> **What this task involves**
Retype each line of the material exactly, please, skipping any picture in it.

· · · · · · ·

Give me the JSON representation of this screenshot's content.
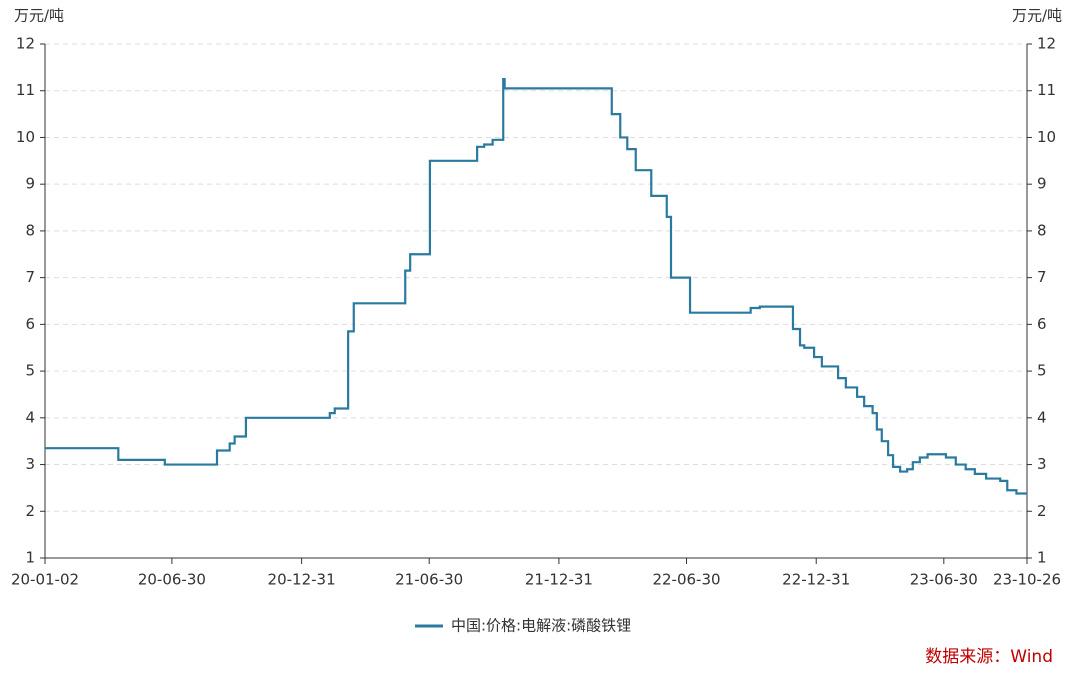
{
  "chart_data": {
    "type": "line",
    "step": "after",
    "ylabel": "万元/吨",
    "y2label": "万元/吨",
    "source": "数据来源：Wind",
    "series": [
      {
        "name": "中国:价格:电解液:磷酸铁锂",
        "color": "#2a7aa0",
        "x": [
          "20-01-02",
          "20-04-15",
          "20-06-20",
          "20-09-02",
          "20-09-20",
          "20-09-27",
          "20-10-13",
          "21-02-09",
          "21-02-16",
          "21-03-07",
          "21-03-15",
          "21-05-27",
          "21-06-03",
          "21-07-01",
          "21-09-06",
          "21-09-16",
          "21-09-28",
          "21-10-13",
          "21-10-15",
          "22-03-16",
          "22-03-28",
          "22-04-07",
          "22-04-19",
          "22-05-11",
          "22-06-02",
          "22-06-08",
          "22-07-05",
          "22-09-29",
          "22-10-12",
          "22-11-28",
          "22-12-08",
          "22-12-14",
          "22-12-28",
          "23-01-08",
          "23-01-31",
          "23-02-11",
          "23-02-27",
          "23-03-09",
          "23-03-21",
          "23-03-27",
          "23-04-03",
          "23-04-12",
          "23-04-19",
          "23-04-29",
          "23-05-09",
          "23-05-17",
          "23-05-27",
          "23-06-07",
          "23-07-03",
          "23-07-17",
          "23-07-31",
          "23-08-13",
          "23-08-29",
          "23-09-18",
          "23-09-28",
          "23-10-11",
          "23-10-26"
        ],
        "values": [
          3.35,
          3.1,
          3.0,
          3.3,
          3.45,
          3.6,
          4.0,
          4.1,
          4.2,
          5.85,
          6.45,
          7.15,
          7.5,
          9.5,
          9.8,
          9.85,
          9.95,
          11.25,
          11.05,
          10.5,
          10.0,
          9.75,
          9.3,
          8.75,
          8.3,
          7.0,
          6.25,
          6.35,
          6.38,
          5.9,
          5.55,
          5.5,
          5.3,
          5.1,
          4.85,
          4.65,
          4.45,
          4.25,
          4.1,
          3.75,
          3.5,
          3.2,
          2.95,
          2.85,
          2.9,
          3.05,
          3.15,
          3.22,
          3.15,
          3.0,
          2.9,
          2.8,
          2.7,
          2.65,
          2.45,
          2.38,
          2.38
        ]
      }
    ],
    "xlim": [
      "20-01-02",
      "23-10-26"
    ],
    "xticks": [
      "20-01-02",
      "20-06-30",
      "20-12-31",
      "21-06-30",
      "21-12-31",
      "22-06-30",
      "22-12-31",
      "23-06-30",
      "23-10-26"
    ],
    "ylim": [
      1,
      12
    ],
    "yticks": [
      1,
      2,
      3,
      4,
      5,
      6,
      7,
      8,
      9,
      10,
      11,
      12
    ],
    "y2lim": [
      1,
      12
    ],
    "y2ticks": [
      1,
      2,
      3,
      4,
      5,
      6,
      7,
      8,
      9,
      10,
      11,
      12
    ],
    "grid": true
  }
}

· · · · · · ·

> **Output below**
Give me the JSON representation of this screenshot's content.
{
  "chart_data": {
    "type": "line",
    "step": "after",
    "ylabel": "万元/吨",
    "y2label": "万元/吨",
    "source": "数据来源：Wind",
    "series": [
      {
        "name": "中国:价格:电解液:磷酸铁锂",
        "color": "#2a7aa0",
        "x": [
          "20-01-02",
          "20-04-15",
          "20-06-20",
          "20-09-02",
          "20-09-20",
          "20-09-27",
          "20-10-13",
          "21-02-09",
          "21-02-16",
          "21-03-07",
          "21-03-15",
          "21-05-27",
          "21-06-03",
          "21-07-01",
          "21-09-06",
          "21-09-16",
          "21-09-28",
          "21-10-13",
          "21-10-15",
          "22-03-16",
          "22-03-28",
          "22-04-07",
          "22-04-19",
          "22-05-11",
          "22-06-02",
          "22-06-08",
          "22-07-05",
          "22-09-29",
          "22-10-12",
          "22-11-28",
          "22-12-08",
          "22-12-14",
          "22-12-28",
          "23-01-08",
          "23-01-31",
          "23-02-11",
          "23-02-27",
          "23-03-09",
          "23-03-21",
          "23-03-27",
          "23-04-03",
          "23-04-12",
          "23-04-19",
          "23-04-29",
          "23-05-09",
          "23-05-17",
          "23-05-27",
          "23-06-07",
          "23-07-03",
          "23-07-17",
          "23-07-31",
          "23-08-13",
          "23-08-29",
          "23-09-18",
          "23-09-28",
          "23-10-11",
          "23-10-26"
        ],
        "values": [
          3.35,
          3.1,
          3.0,
          3.3,
          3.45,
          3.6,
          4.0,
          4.1,
          4.2,
          5.85,
          6.45,
          7.15,
          7.5,
          9.5,
          9.8,
          9.85,
          9.95,
          11.25,
          11.05,
          10.5,
          10.0,
          9.75,
          9.3,
          8.75,
          8.3,
          7.0,
          6.25,
          6.35,
          6.38,
          5.9,
          5.55,
          5.5,
          5.3,
          5.1,
          4.85,
          4.65,
          4.45,
          4.25,
          4.1,
          3.75,
          3.5,
          3.2,
          2.95,
          2.85,
          2.9,
          3.05,
          3.15,
          3.22,
          3.15,
          3.0,
          2.9,
          2.8,
          2.7,
          2.65,
          2.45,
          2.38,
          2.38
        ]
      }
    ],
    "xlim": [
      "20-01-02",
      "23-10-26"
    ],
    "xticks": [
      "20-01-02",
      "20-06-30",
      "20-12-31",
      "21-06-30",
      "21-12-31",
      "22-06-30",
      "22-12-31",
      "23-06-30",
      "23-10-26"
    ],
    "ylim": [
      1,
      12
    ],
    "yticks": [
      1,
      2,
      3,
      4,
      5,
      6,
      7,
      8,
      9,
      10,
      11,
      12
    ],
    "y2lim": [
      1,
      12
    ],
    "y2ticks": [
      1,
      2,
      3,
      4,
      5,
      6,
      7,
      8,
      9,
      10,
      11,
      12
    ],
    "grid": true
  }
}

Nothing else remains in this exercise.